Copy every line of the entries that includes the word "JSON".
===== Exercise data
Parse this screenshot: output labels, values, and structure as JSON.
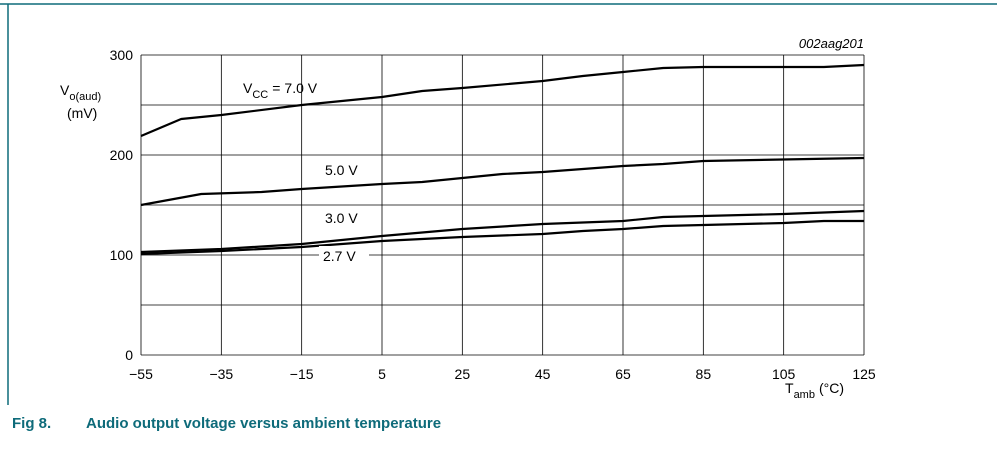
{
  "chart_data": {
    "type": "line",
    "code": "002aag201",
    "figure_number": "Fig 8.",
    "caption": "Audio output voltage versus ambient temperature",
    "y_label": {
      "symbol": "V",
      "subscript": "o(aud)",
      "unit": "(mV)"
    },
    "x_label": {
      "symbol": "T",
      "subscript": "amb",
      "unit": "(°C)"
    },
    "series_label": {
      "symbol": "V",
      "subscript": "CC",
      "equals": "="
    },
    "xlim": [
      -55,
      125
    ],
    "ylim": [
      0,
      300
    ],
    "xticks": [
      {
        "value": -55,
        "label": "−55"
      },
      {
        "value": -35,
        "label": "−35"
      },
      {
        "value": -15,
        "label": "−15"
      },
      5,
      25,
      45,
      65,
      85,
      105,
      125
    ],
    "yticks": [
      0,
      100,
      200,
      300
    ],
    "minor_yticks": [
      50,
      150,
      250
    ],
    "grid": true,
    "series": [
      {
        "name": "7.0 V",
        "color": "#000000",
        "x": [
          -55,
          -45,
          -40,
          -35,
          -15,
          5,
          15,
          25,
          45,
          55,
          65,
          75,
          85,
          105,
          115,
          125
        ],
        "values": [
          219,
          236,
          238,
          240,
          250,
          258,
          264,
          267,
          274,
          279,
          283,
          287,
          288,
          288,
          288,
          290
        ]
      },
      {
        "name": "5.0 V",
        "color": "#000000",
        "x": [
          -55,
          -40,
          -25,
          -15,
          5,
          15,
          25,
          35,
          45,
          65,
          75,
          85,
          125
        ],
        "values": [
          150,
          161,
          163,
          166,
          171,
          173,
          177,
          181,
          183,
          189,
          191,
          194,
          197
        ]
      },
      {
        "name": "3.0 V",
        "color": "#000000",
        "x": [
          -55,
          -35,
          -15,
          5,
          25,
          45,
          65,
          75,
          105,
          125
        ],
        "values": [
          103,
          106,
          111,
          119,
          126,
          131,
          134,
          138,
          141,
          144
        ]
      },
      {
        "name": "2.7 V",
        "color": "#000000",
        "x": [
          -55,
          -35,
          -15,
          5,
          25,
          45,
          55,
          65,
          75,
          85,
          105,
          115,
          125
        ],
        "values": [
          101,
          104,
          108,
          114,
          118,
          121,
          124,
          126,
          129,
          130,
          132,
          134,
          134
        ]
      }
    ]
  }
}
==========
===== Exercise data
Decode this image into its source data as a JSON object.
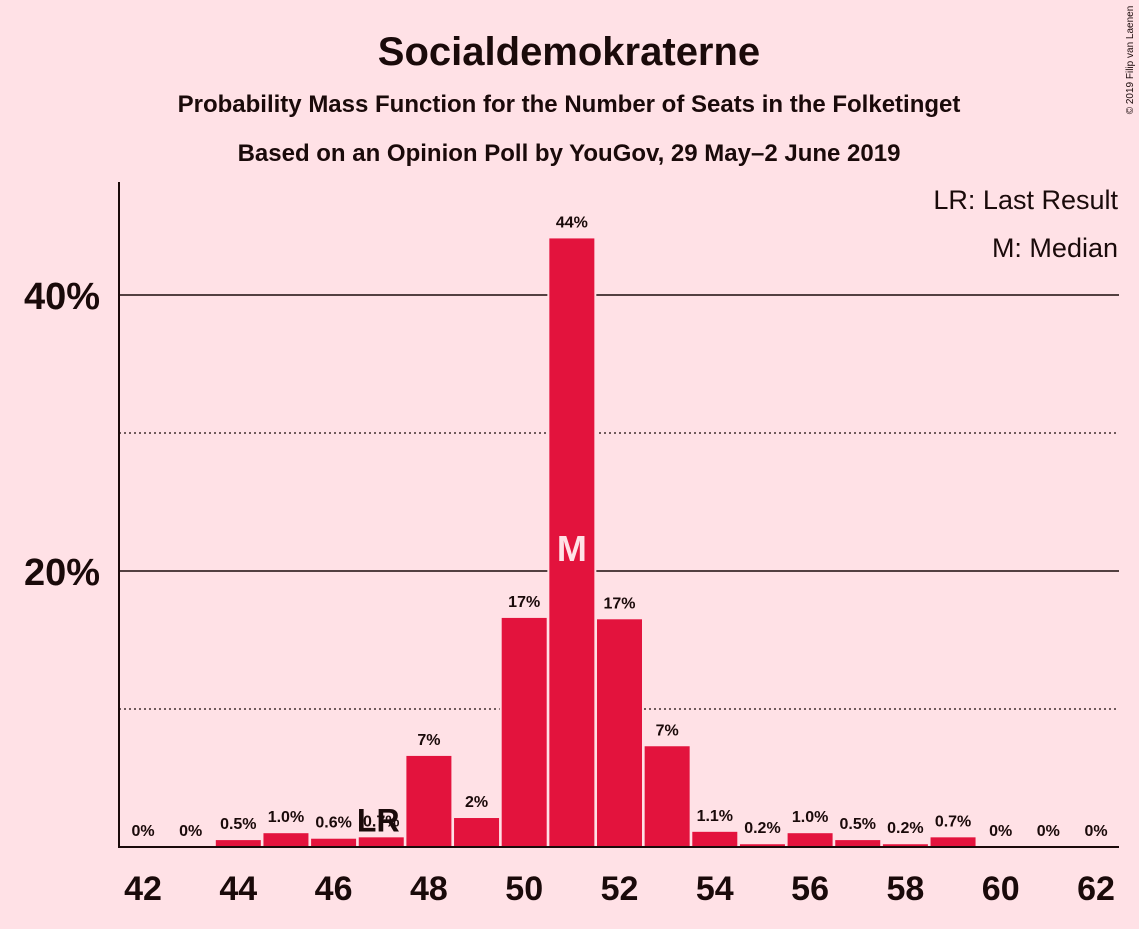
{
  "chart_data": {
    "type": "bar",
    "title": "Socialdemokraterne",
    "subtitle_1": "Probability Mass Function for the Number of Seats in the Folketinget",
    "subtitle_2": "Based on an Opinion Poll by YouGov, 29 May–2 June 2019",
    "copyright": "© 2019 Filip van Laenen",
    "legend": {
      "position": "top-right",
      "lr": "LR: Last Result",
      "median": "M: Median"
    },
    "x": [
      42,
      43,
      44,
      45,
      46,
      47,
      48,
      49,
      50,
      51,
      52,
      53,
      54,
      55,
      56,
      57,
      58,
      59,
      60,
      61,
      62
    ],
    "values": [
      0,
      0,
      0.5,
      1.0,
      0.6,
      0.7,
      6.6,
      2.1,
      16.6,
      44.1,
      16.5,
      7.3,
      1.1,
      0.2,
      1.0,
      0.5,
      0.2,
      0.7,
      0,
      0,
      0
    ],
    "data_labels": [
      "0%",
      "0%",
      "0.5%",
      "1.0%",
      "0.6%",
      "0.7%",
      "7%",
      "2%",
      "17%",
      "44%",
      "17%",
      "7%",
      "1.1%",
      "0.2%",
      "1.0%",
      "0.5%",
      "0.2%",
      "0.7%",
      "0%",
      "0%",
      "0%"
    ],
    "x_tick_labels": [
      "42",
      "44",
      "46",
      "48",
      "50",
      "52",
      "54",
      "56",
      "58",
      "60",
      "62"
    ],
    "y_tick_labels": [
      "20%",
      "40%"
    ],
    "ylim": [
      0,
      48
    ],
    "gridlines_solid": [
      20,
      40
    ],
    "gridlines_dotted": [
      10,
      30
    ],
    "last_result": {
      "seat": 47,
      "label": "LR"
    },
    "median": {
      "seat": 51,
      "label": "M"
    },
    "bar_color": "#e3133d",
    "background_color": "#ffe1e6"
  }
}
==========
===== Exercise data
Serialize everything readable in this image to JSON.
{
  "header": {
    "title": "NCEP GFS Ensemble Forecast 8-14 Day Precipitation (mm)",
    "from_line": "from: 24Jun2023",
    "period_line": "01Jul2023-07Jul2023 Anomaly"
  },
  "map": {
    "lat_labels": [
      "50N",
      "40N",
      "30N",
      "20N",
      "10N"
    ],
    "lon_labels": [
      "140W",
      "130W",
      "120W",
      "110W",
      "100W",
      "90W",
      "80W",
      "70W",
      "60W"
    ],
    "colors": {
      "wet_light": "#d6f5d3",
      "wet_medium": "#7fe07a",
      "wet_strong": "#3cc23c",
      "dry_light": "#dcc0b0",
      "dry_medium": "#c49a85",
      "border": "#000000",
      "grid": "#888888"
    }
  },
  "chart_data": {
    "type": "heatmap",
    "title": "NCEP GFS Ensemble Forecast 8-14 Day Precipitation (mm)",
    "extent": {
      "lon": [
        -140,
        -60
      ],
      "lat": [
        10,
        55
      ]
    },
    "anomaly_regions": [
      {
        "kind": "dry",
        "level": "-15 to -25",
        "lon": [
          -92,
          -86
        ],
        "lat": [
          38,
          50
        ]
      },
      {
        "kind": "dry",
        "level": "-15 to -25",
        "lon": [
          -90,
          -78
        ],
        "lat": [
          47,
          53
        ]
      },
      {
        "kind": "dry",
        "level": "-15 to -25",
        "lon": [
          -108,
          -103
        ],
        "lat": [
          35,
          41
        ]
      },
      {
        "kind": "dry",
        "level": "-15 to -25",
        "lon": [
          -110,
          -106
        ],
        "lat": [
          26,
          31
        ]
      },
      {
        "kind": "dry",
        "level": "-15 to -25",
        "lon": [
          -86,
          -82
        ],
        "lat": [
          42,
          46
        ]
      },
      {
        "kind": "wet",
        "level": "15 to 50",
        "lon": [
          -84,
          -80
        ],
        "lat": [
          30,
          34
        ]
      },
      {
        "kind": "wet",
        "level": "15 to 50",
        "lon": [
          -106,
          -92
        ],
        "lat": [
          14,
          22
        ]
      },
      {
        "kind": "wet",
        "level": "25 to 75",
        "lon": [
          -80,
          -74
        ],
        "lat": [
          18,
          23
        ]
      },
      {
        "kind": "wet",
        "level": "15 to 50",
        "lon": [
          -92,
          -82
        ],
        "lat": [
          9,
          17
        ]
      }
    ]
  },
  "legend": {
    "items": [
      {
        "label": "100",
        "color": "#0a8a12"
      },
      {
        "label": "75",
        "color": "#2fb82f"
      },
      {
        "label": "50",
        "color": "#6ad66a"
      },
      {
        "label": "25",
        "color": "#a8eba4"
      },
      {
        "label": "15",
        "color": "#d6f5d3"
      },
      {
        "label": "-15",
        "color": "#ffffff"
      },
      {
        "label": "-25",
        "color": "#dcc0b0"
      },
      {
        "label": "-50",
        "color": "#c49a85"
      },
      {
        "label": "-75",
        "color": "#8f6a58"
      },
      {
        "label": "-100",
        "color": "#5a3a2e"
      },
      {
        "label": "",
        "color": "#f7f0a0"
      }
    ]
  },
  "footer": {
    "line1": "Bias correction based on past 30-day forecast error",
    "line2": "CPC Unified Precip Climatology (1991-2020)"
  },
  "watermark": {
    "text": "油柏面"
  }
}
==========
Expected answer:
Parse this screenshot: output labels, values, and structure as JSON.
Decode this image into its source data as a JSON object.
Serialize everything readable in this image to JSON.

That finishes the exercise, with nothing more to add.